An exact reproduction of the records is required, with all images left out.

----------

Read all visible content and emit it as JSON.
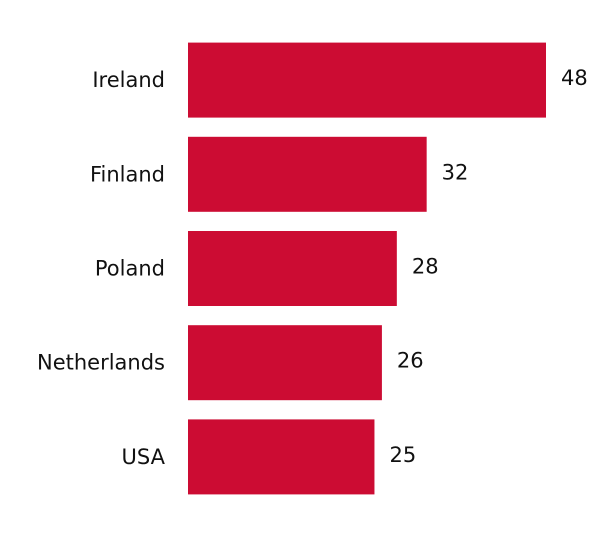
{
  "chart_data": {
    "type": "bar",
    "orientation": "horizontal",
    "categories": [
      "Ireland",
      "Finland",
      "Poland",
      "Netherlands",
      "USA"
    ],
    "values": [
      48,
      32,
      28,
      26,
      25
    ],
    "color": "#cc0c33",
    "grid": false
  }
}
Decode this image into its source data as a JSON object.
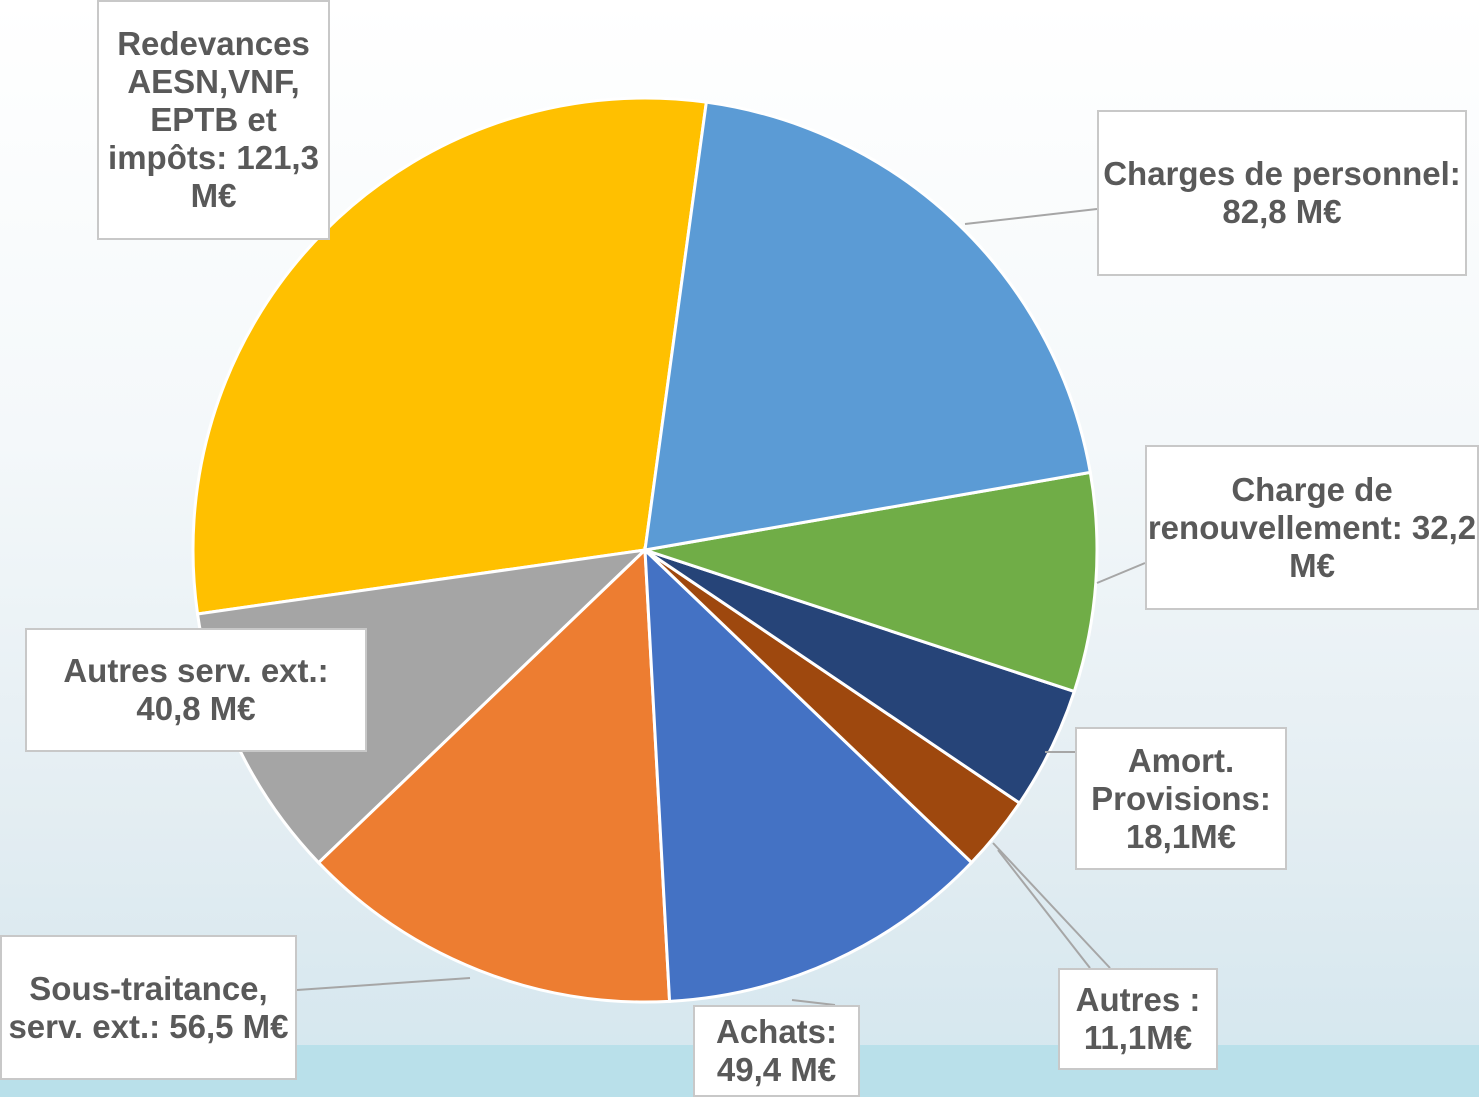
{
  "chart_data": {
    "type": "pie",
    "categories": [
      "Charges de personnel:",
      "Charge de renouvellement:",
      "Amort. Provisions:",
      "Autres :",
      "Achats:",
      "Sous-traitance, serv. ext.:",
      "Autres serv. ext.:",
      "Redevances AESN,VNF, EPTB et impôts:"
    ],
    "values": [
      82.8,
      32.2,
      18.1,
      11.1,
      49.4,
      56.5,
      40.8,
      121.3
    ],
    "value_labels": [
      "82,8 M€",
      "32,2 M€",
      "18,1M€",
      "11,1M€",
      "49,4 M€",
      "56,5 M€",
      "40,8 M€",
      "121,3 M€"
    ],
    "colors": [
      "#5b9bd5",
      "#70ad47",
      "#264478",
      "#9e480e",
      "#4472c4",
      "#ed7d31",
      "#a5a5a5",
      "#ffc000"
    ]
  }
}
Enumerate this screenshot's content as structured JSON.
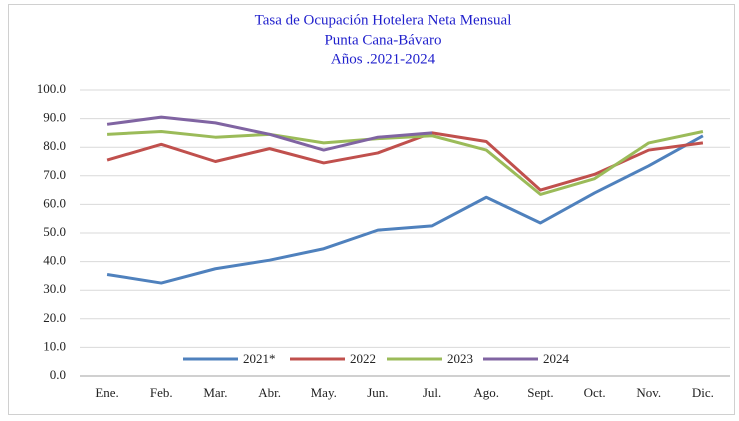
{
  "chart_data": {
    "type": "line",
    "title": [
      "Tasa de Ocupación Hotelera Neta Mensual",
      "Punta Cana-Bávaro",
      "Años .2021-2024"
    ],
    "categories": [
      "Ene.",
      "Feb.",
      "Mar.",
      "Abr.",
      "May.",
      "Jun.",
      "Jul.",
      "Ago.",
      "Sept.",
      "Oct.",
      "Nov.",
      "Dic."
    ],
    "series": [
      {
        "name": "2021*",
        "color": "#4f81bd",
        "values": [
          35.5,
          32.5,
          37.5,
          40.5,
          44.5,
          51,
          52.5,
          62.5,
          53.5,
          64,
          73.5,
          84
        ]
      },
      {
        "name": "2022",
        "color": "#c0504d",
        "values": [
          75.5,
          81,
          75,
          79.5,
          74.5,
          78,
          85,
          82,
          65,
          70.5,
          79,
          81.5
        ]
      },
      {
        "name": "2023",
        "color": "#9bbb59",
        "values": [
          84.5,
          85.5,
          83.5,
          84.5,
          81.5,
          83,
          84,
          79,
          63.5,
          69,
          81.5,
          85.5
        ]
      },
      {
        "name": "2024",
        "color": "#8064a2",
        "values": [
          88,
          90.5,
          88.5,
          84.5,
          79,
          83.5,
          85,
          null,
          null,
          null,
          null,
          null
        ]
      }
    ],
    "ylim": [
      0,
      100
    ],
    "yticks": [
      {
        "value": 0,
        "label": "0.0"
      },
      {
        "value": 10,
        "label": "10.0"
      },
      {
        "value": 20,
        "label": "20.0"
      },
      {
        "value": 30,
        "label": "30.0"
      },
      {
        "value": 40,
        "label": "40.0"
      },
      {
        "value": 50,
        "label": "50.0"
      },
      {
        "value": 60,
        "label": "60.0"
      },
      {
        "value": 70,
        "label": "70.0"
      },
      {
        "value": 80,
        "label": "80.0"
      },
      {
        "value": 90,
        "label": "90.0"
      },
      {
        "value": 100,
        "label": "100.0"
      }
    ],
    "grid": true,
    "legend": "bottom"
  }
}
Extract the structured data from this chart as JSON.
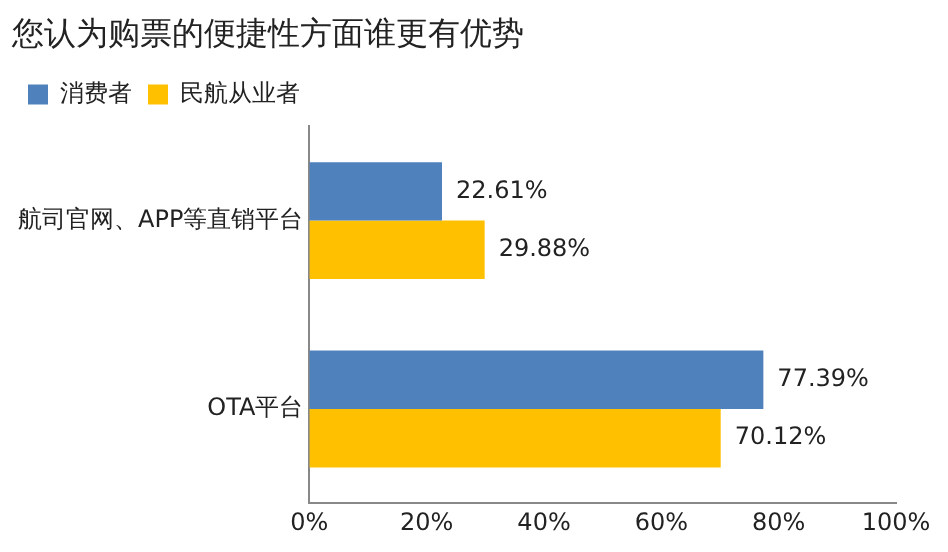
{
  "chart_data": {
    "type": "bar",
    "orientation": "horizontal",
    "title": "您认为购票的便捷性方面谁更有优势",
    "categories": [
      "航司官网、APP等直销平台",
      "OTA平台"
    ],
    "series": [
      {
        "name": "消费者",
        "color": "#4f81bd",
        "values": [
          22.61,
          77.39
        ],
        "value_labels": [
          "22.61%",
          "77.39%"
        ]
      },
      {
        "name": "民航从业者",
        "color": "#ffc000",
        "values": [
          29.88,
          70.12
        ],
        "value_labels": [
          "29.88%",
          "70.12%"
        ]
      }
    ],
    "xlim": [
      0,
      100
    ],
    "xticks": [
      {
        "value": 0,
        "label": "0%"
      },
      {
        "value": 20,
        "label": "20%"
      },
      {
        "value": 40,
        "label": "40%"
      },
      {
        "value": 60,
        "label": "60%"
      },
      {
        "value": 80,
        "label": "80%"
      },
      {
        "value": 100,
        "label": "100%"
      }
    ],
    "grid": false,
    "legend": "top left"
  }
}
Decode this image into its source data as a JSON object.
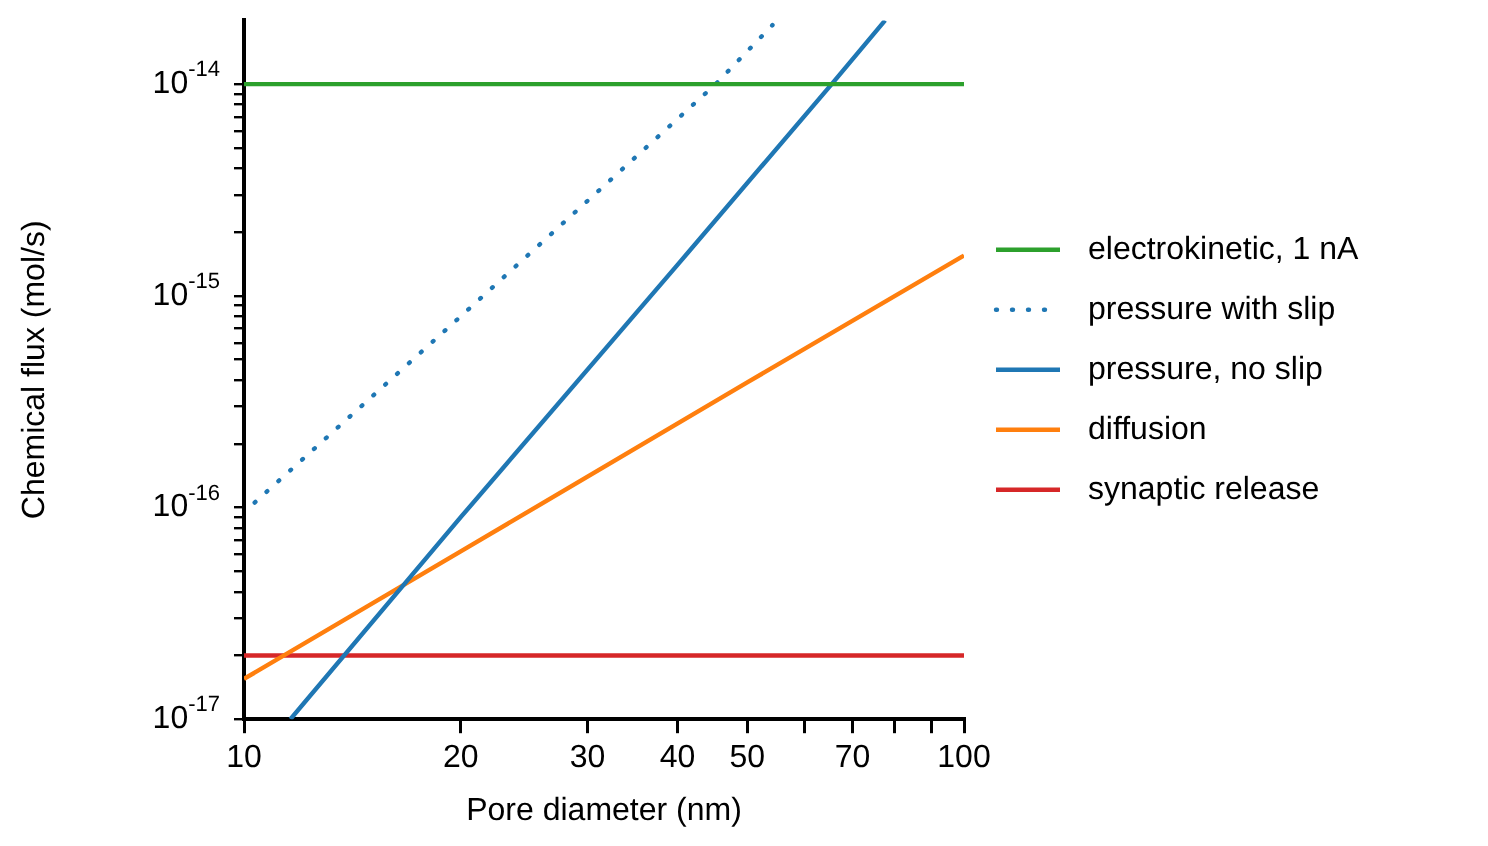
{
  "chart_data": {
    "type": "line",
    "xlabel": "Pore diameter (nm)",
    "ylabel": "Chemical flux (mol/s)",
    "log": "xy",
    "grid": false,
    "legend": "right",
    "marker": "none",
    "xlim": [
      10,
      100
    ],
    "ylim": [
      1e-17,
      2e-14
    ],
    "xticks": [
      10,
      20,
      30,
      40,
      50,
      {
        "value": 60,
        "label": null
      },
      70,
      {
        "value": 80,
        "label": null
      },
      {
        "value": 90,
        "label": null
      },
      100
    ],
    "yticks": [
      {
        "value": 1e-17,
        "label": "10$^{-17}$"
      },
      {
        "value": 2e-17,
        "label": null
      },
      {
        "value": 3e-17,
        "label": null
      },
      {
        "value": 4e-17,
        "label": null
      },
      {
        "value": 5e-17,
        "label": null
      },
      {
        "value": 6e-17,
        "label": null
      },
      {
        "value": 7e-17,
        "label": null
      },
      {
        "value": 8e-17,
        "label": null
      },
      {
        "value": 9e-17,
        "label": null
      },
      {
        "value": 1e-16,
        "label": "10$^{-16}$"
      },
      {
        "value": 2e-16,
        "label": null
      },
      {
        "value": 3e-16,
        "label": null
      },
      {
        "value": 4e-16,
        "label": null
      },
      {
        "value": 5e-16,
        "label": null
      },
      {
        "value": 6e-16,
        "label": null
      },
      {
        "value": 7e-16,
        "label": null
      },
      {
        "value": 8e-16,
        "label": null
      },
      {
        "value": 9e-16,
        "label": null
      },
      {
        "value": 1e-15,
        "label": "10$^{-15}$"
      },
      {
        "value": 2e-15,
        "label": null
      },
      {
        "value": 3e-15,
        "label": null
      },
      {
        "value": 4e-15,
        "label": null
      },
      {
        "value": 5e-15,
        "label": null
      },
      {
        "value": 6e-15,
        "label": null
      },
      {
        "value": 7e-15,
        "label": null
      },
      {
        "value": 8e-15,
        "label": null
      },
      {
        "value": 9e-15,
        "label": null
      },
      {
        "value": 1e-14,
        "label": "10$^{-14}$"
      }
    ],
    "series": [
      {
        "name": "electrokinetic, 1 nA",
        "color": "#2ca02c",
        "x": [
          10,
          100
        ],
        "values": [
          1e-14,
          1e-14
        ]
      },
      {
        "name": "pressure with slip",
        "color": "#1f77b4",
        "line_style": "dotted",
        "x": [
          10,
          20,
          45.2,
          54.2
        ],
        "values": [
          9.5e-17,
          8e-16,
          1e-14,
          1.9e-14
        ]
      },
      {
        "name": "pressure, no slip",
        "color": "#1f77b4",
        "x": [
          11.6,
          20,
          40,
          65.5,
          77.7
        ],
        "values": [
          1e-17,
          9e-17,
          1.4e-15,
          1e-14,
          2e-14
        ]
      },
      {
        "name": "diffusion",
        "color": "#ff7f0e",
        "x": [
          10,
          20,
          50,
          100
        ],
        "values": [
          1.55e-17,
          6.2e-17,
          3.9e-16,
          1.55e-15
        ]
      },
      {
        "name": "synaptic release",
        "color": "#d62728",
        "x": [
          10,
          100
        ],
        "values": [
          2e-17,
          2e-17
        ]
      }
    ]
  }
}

----------

* Written response:
Read all visible content and emit it as JSON.
{
  "chart_data": {
    "type": "bar",
    "orientation": "horizontal",
    "categories": [
      "Ireland",
      "Finland",
      "Poland",
      "Netherlands",
      "USA"
    ],
    "values": [
      48,
      32,
      28,
      26,
      25
    ],
    "color": "#cc0c33",
    "grid": false
  }
}
Decode this image into its source data as a JSON object.
{
  "chart_data": {
    "type": "pie",
    "categories": [
      "Charges de personnel:",
      "Charge de renouvellement:",
      "Amort. Provisions:",
      "Autres :",
      "Achats:",
      "Sous-traitance, serv. ext.:",
      "Autres serv. ext.:",
      "Redevances AESN,VNF, EPTB et impôts:"
    ],
    "values": [
      82.8,
      32.2,
      18.1,
      11.1,
      49.4,
      56.5,
      40.8,
      121.3
    ],
    "value_labels": [
      "82,8 M€",
      "32,2 M€",
      "18,1M€",
      "11,1M€",
      "49,4 M€",
      "56,5 M€",
      "40,8 M€",
      "121,3 M€"
    ],
    "colors": [
      "#5b9bd5",
      "#70ad47",
      "#264478",
      "#9e480e",
      "#4472c4",
      "#ed7d31",
      "#a5a5a5",
      "#ffc000"
    ]
  }
}
Enumerate this screenshot's content as structured JSON.
{
  "chart_data": {
    "type": "line",
    "title": [
      "Tasa de Ocupación Hotelera Neta Mensual",
      "Punta Cana-Bávaro",
      "Años .2021-2024"
    ],
    "categories": [
      "Ene.",
      "Feb.",
      "Mar.",
      "Abr.",
      "May.",
      "Jun.",
      "Jul.",
      "Ago.",
      "Sept.",
      "Oct.",
      "Nov.",
      "Dic."
    ],
    "series": [
      {
        "name": "2021*",
        "color": "#4f81bd",
        "values": [
          35.5,
          32.5,
          37.5,
          40.5,
          44.5,
          51,
          52.5,
          62.5,
          53.5,
          64,
          73.5,
          84
        ]
      },
      {
        "name": "2022",
        "color": "#c0504d",
        "values": [
          75.5,
          81,
          75,
          79.5,
          74.5,
          78,
          85,
          82,
          65,
          70.5,
          79,
          81.5
        ]
      },
      {
        "name": "2023",
        "color": "#9bbb59",
        "values": [
          84.5,
          85.5,
          83.5,
          84.5,
          81.5,
          83,
          84,
          79,
          63.5,
          69,
          81.5,
          85.5
        ]
      },
      {
        "name": "2024",
        "color": "#8064a2",
        "values": [
          88,
          90.5,
          88.5,
          84.5,
          79,
          83.5,
          85,
          null,
          null,
          null,
          null,
          null
        ]
      }
    ],
    "ylim": [
      0,
      100
    ],
    "yticks": [
      {
        "value": 0,
        "label": "0.0"
      },
      {
        "value": 10,
        "label": "10.0"
      },
      {
        "value": 20,
        "label": "20.0"
      },
      {
        "value": 30,
        "label": "30.0"
      },
      {
        "value": 40,
        "label": "40.0"
      },
      {
        "value": 50,
        "label": "50.0"
      },
      {
        "value": 60,
        "label": "60.0"
      },
      {
        "value": 70,
        "label": "70.0"
      },
      {
        "value": 80,
        "label": "80.0"
      },
      {
        "value": 90,
        "label": "90.0"
      },
      {
        "value": 100,
        "label": "100.0"
      }
    ],
    "grid": true,
    "legend": "bottom"
  }
}
Extract the structured data from this chart as JSON.
{
  "chart_data": {
    "type": "bar",
    "orientation": "horizontal",
    "title": "您认为购票的便捷性方面谁更有优势",
    "categories": [
      "航司官网、APP等直销平台",
      "OTA平台"
    ],
    "series": [
      {
        "name": "消费者",
        "color": "#4f81bd",
        "values": [
          22.61,
          77.39
        ],
        "value_labels": [
          "22.61%",
          "77.39%"
        ]
      },
      {
        "name": "民航从业者",
        "color": "#ffc000",
        "values": [
          29.88,
          70.12
        ],
        "value_labels": [
          "29.88%",
          "70.12%"
        ]
      }
    ],
    "xlim": [
      0,
      100
    ],
    "xticks": [
      {
        "value": 0,
        "label": "0%"
      },
      {
        "value": 20,
        "label": "20%"
      },
      {
        "value": 40,
        "label": "40%"
      },
      {
        "value": 60,
        "label": "60%"
      },
      {
        "value": 80,
        "label": "80%"
      },
      {
        "value": 100,
        "label": "100%"
      }
    ],
    "grid": false,
    "legend": "top left"
  }
}
Decode this image into its source data as a JSON object.
{
  "chart_data": {
    "type": "line",
    "xlabel": "Pore diameter (nm)",
    "ylabel": "Chemical flux (mol/s)",
    "log": "xy",
    "grid": false,
    "legend": "right",
    "marker": "none",
    "xlim": [
      10,
      100
    ],
    "ylim": [
      1e-17,
      2e-14
    ],
    "xticks": [
      10,
      20,
      30,
      40,
      50,
      {
        "value": 60,
        "label": null
      },
      70,
      {
        "value": 80,
        "label": null
      },
      {
        "value": 90,
        "label": null
      },
      100
    ],
    "yticks": [
      {
        "value": 1e-17,
        "label": "10$^{-17}$"
      },
      {
        "value": 2e-17,
        "label": null
      },
      {
        "value": 3e-17,
        "label": null
      },
      {
        "value": 4e-17,
        "label": null
      },
      {
        "value": 5e-17,
        "label": null
      },
      {
        "value": 6e-17,
        "label": null
      },
      {
        "value": 7e-17,
        "label": null
      },
      {
        "value": 8e-17,
        "label": null
      },
      {
        "value": 9e-17,
        "label": null
      },
      {
        "value": 1e-16,
        "label": "10$^{-16}$"
      },
      {
        "value": 2e-16,
        "label": null
      },
      {
        "value": 3e-16,
        "label": null
      },
      {
        "value": 4e-16,
        "label": null
      },
      {
        "value": 5e-16,
        "label": null
      },
      {
        "value": 6e-16,
        "label": null
      },
      {
        "value": 7e-16,
        "label": null
      },
      {
        "value": 8e-16,
        "label": null
      },
      {
        "value": 9e-16,
        "label": null
      },
      {
        "value": 1e-15,
        "label": "10$^{-15}$"
      },
      {
        "value": 2e-15,
        "label": null
      },
      {
        "value": 3e-15,
        "label": null
      },
      {
        "value": 4e-15,
        "label": null
      },
      {
        "value": 5e-15,
        "label": null
      },
      {
        "value": 6e-15,
        "label": null
      },
      {
        "value": 7e-15,
        "label": null
      },
      {
        "value": 8e-15,
        "label": null
      },
      {
        "value": 9e-15,
        "label": null
      },
      {
        "value": 1e-14,
        "label": "10$^{-14}$"
      }
    ],
    "series": [
      {
        "name": "electrokinetic, 1 nA",
        "color": "#2ca02c",
        "x": [
          10,
          100
        ],
        "values": [
          1e-14,
          1e-14
        ]
      },
      {
        "name": "pressure with slip",
        "color": "#1f77b4",
        "line_style": "dotted",
        "x": [
          10,
          20,
          45.2,
          54.2
        ],
        "values": [
          9.5e-17,
          8e-16,
          1e-14,
          1.9e-14
        ]
      },
      {
        "name": "pressure, no slip",
        "color": "#1f77b4",
        "x": [
          11.6,
          20,
          40,
          65.5,
          77.7
        ],
        "values": [
          1e-17,
          9e-17,
          1.4e-15,
          1e-14,
          2e-14
        ]
      },
      {
        "name": "diffusion",
        "color": "#ff7f0e",
        "x": [
          10,
          20,
          50,
          100
        ],
        "values": [
          1.55e-17,
          6.2e-17,
          3.9e-16,
          1.55e-15
        ]
      },
      {
        "name": "synaptic release",
        "color": "#d62728",
        "x": [
          10,
          100
        ],
        "values": [
          2e-17,
          2e-17
        ]
      }
    ]
  }
}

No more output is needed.